9. It is well settled that taxing entries are to be understood as contemplated by the trade. This product will therefore be classified under Entry No. 224 of schedule II and will attract 12% from 1-7-2017 to date.

10. The entry relating to cotton quilts cannot apply to this product since there is no cotton involved. That leaves us with Entry No. 213 of Schedule IV which was omitted on 14.11.2017 and Entry No. 438 of Schedule III which was substituted with effect from 14-11-2017. The Entry No. 213 of Schedule IV reads as follows:

“Mattress supports; articles of bedding and similar furnishing (for example, mattresses, quilts, eiderdowns, cushions, pouffes and pillows) fitted with springs or stuffed or internally fitted with any material or of cellular rubber or plastics, whether or not covered.”

Entry No. 438 of Schedule III which was substituted from 14-11-2017 reads as:

“Mattress supports; articles of bedding and similar furnishing (for example, mattresses, quilts, eiderdowns, cushions, pouffes and pillows) fitted with springs or stuffed or internally fitted with any material or of cellular rubber or plastics, whether or not covered [other than coir products (except coir mattresses), products wholly made of quilted textile materials and cotton quilts].”

11. Entry No. 213 of Schedule IV and Entry No. 438 of Schedule III, extracted above, are almost similar expect for the exclusion of “products wholly made of quilted textile materials” in the latter entry. These words were not present in the Entry No. 213 of Schedule IV before the omission of that entry with effect from 14-11-2017. Before 14-11-2017, there was some ambiguity as to whether a polyester filled quilt will be classified as a “product made of quilted textile material” classifiable under Entry 224 of Schedule II or as a “articles of bedding and similar furnishing (for example,….. quilts,…) …..stuffed or internally fitted with any material” in Entry No. 213 of Schedule IV. This ambiguity has been taken away after 14-11-2017 by specifically excluding products wholly made of quilted textile material from Entry 438 of Schedule III. However, this change is merely clarificatory in nature. Even before 14-11-2017, the product in issue will be classified as a product wholly made up of “quilted textile material” in Entry No. 224 of Schedule II being specific description as against Entry No. 213 of Schedule IV which is only a general description.

12. In the view that we have taken, Entry No. 213 of Schedule IV (before omission on 14-11-2017) or Entry No. 438 of Schedule III will not become redundant. There are certain types of quilts which cannot come in any other entry. For example, the quilts covered by CTH 9404 90 11 are quilts which are filled with feathers. Such quilts cannot come in entries relating to cotton quilts. They are also not covered by the entry relating to “quilted textile material”, feather not being a textile material, but an animal/bird product.

* _Recorded information_
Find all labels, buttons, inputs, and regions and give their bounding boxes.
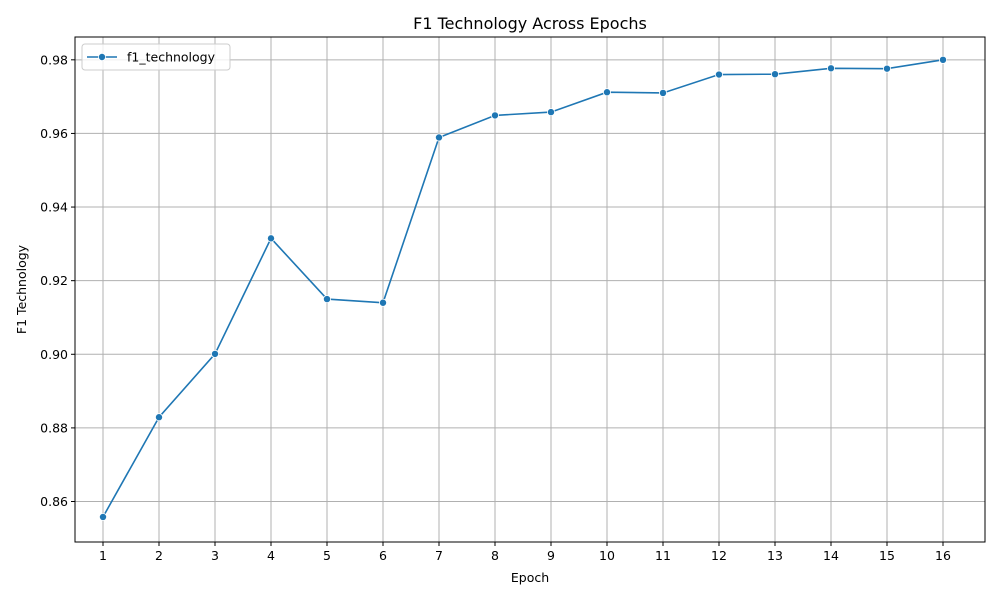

* _Set of tasks_
(a) Translate this sentence from the excerpt on quilt tax classification into Spanish: "The entry relating to cotton quilts cannot apply to this product since there is no cotton involved."
(b) Write out the excerpt on quilt tax classification word for word, from "9. It is well" to "1-7-2017 to date.".

* _Solutions to each task_
(a) La entrada relativa a los edredones de algodón no puede aplicarse a este producto, ya que no interviene algodón alguno.

(b)
9. It is well settled that taxing entries are to be understood as contemplated by the trade. This product will therefore be classified under Entry No. 224 of schedule II and will attract 12% from 1-7-2017 to date.